Extracted information.
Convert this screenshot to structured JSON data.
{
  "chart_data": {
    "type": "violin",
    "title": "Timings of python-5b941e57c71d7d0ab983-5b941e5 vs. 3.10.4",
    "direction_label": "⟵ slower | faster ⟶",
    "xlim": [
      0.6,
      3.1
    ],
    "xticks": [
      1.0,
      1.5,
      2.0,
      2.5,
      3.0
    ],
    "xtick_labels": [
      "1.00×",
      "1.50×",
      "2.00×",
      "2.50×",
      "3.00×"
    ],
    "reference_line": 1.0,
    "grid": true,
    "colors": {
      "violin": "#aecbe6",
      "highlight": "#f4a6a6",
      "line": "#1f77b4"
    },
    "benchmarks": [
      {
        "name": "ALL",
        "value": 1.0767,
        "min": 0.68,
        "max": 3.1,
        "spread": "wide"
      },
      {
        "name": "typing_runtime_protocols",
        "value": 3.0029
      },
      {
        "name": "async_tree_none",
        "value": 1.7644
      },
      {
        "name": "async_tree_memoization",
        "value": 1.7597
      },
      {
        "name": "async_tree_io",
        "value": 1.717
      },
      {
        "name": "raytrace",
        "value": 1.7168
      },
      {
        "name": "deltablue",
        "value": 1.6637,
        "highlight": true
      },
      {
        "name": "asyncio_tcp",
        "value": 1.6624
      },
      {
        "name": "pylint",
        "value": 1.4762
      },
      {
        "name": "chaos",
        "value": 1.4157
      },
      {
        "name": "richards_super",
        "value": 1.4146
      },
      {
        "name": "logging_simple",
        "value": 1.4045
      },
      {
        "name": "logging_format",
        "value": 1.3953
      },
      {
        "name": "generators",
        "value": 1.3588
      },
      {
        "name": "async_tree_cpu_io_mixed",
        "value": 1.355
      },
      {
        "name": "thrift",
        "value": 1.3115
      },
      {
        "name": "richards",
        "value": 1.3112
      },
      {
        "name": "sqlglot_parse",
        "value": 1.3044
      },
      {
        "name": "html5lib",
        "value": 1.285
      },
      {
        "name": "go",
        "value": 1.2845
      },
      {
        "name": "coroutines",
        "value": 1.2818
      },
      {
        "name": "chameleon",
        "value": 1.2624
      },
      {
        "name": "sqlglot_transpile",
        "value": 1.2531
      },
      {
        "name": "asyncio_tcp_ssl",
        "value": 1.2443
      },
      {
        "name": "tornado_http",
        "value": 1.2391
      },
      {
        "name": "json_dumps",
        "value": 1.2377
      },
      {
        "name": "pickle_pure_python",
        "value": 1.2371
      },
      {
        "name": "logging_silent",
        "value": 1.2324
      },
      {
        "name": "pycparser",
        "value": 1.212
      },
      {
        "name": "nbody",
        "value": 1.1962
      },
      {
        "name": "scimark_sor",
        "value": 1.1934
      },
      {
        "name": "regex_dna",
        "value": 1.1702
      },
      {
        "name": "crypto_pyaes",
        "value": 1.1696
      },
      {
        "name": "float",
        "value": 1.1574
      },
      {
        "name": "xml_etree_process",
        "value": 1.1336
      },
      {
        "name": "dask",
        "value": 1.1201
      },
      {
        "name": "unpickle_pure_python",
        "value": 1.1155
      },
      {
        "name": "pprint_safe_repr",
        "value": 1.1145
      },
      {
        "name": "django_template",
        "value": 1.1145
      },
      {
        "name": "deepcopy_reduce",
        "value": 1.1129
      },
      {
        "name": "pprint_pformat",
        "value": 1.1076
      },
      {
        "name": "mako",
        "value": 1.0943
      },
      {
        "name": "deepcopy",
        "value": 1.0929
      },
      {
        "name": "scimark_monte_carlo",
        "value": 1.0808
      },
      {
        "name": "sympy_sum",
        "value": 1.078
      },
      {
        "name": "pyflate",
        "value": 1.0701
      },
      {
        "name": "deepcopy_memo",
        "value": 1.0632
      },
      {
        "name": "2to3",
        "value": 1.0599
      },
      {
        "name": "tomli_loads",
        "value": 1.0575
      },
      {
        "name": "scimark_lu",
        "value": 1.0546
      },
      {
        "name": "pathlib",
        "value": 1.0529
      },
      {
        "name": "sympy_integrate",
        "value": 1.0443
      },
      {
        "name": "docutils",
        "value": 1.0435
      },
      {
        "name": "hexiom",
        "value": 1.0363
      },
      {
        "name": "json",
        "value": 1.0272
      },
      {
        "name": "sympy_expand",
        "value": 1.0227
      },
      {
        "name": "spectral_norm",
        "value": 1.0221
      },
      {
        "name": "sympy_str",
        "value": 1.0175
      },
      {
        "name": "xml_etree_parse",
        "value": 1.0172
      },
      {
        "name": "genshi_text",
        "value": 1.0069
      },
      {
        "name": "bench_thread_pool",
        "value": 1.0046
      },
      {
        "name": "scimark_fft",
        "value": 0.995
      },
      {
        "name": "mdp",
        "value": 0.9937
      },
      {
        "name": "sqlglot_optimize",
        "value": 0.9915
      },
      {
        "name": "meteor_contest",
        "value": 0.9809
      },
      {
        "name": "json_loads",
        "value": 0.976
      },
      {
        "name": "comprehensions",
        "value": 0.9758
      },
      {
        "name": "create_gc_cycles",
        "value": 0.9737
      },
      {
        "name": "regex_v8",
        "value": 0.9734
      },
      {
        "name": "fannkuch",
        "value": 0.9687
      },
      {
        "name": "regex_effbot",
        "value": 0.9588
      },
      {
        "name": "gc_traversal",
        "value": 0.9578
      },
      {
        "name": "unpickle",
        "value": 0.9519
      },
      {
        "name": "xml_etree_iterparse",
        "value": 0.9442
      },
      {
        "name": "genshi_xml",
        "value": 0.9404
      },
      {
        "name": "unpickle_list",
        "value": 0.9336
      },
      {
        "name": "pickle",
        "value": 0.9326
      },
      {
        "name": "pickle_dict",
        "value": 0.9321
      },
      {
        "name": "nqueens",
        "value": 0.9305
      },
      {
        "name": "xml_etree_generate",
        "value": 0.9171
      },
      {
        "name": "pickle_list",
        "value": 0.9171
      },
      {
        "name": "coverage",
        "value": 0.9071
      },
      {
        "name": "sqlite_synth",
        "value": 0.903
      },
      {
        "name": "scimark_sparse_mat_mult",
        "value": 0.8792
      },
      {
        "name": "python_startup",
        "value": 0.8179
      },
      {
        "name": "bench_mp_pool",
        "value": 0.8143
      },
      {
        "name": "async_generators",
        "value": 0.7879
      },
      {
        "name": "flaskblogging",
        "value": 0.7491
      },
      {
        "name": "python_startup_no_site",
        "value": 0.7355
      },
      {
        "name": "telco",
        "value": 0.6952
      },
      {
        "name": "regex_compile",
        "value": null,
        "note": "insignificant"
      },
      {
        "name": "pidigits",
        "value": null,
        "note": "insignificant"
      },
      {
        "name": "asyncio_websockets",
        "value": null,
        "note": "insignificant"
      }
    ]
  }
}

Problem. Take the records above and return them exactly as written.

Correct output.
Convert this screenshot to structured JSON data.
{
  "chart_data": {
    "type": "violin",
    "title": "Timings of python-5b941e57c71d7d0ab983-5b941e5 vs. 3.10.4",
    "direction_label": "⟵ slower | faster ⟶",
    "xlim": [
      0.6,
      3.1
    ],
    "xticks": [
      1.0,
      1.5,
      2.0,
      2.5,
      3.0
    ],
    "xtick_labels": [
      "1.00×",
      "1.50×",
      "2.00×",
      "2.50×",
      "3.00×"
    ],
    "reference_line": 1.0,
    "grid": true,
    "colors": {
      "violin": "#aecbe6",
      "highlight": "#f4a6a6",
      "line": "#1f77b4"
    },
    "benchmarks": [
      {
        "name": "ALL",
        "value": 1.0767,
        "min": 0.68,
        "max": 3.1,
        "spread": "wide"
      },
      {
        "name": "typing_runtime_protocols",
        "value": 3.0029
      },
      {
        "name": "async_tree_none",
        "value": 1.7644
      },
      {
        "name": "async_tree_memoization",
        "value": 1.7597
      },
      {
        "name": "async_tree_io",
        "value": 1.717
      },
      {
        "name": "raytrace",
        "value": 1.7168
      },
      {
        "name": "deltablue",
        "value": 1.6637,
        "highlight": true
      },
      {
        "name": "asyncio_tcp",
        "value": 1.6624
      },
      {
        "name": "pylint",
        "value": 1.4762
      },
      {
        "name": "chaos",
        "value": 1.4157
      },
      {
        "name": "richards_super",
        "value": 1.4146
      },
      {
        "name": "logging_simple",
        "value": 1.4045
      },
      {
        "name": "logging_format",
        "value": 1.3953
      },
      {
        "name": "generators",
        "value": 1.3588
      },
      {
        "name": "async_tree_cpu_io_mixed",
        "value": 1.355
      },
      {
        "name": "thrift",
        "value": 1.3115
      },
      {
        "name": "richards",
        "value": 1.3112
      },
      {
        "name": "sqlglot_parse",
        "value": 1.3044
      },
      {
        "name": "html5lib",
        "value": 1.285
      },
      {
        "name": "go",
        "value": 1.2845
      },
      {
        "name": "coroutines",
        "value": 1.2818
      },
      {
        "name": "chameleon",
        "value": 1.2624
      },
      {
        "name": "sqlglot_transpile",
        "value": 1.2531
      },
      {
        "name": "asyncio_tcp_ssl",
        "value": 1.2443
      },
      {
        "name": "tornado_http",
        "value": 1.2391
      },
      {
        "name": "json_dumps",
        "value": 1.2377
      },
      {
        "name": "pickle_pure_python",
        "value": 1.2371
      },
      {
        "name": "logging_silent",
        "value": 1.2324
      },
      {
        "name": "pycparser",
        "value": 1.212
      },
      {
        "name": "nbody",
        "value": 1.1962
      },
      {
        "name": "scimark_sor",
        "value": 1.1934
      },
      {
        "name": "regex_dna",
        "value": 1.1702
      },
      {
        "name": "crypto_pyaes",
        "value": 1.1696
      },
      {
        "name": "float",
        "value": 1.1574
      },
      {
        "name": "xml_etree_process",
        "value": 1.1336
      },
      {
        "name": "dask",
        "value": 1.1201
      },
      {
        "name": "unpickle_pure_python",
        "value": 1.1155
      },
      {
        "name": "pprint_safe_repr",
        "value": 1.1145
      },
      {
        "name": "django_template",
        "value": 1.1145
      },
      {
        "name": "deepcopy_reduce",
        "value": 1.1129
      },
      {
        "name": "pprint_pformat",
        "value": 1.1076
      },
      {
        "name": "mako",
        "value": 1.0943
      },
      {
        "name": "deepcopy",
        "value": 1.0929
      },
      {
        "name": "scimark_monte_carlo",
        "value": 1.0808
      },
      {
        "name": "sympy_sum",
        "value": 1.078
      },
      {
        "name": "pyflate",
        "value": 1.0701
      },
      {
        "name": "deepcopy_memo",
        "value": 1.0632
      },
      {
        "name": "2to3",
        "value": 1.0599
      },
      {
        "name": "tomli_loads",
        "value": 1.0575
      },
      {
        "name": "scimark_lu",
        "value": 1.0546
      },
      {
        "name": "pathlib",
        "value": 1.0529
      },
      {
        "name": "sympy_integrate",
        "value": 1.0443
      },
      {
        "name": "docutils",
        "value": 1.0435
      },
      {
        "name": "hexiom",
        "value": 1.0363
      },
      {
        "name": "json",
        "value": 1.0272
      },
      {
        "name": "sympy_expand",
        "value": 1.0227
      },
      {
        "name": "spectral_norm",
        "value": 1.0221
      },
      {
        "name": "sympy_str",
        "value": 1.0175
      },
      {
        "name": "xml_etree_parse",
        "value": 1.0172
      },
      {
        "name": "genshi_text",
        "value": 1.0069
      },
      {
        "name": "bench_thread_pool",
        "value": 1.0046
      },
      {
        "name": "scimark_fft",
        "value": 0.995
      },
      {
        "name": "mdp",
        "value": 0.9937
      },
      {
        "name": "sqlglot_optimize",
        "value": 0.9915
      },
      {
        "name": "meteor_contest",
        "value": 0.9809
      },
      {
        "name": "json_loads",
        "value": 0.976
      },
      {
        "name": "comprehensions",
        "value": 0.9758
      },
      {
        "name": "create_gc_cycles",
        "value": 0.9737
      },
      {
        "name": "regex_v8",
        "value": 0.9734
      },
      {
        "name": "fannkuch",
        "value": 0.9687
      },
      {
        "name": "regex_effbot",
        "value": 0.9588
      },
      {
        "name": "gc_traversal",
        "value": 0.9578
      },
      {
        "name": "unpickle",
        "value": 0.9519
      },
      {
        "name": "xml_etree_iterparse",
        "value": 0.9442
      },
      {
        "name": "genshi_xml",
        "value": 0.9404
      },
      {
        "name": "unpickle_list",
        "value": 0.9336
      },
      {
        "name": "pickle",
        "value": 0.9326
      },
      {
        "name": "pickle_dict",
        "value": 0.9321
      },
      {
        "name": "nqueens",
        "value": 0.9305
      },
      {
        "name": "xml_etree_generate",
        "value": 0.9171
      },
      {
        "name": "pickle_list",
        "value": 0.9171
      },
      {
        "name": "coverage",
        "value": 0.9071
      },
      {
        "name": "sqlite_synth",
        "value": 0.903
      },
      {
        "name": "scimark_sparse_mat_mult",
        "value": 0.8792
      },
      {
        "name": "python_startup",
        "value": 0.8179
      },
      {
        "name": "bench_mp_pool",
        "value": 0.8143
      },
      {
        "name": "async_generators",
        "value": 0.7879
      },
      {
        "name": "flaskblogging",
        "value": 0.7491
      },
      {
        "name": "python_startup_no_site",
        "value": 0.7355
      },
      {
        "name": "telco",
        "value": 0.6952
      },
      {
        "name": "regex_compile",
        "value": null,
        "note": "insignificant"
      },
      {
        "name": "pidigits",
        "value": null,
        "note": "insignificant"
      },
      {
        "name": "asyncio_websockets",
        "value": null,
        "note": "insignificant"
      }
    ]
  }
}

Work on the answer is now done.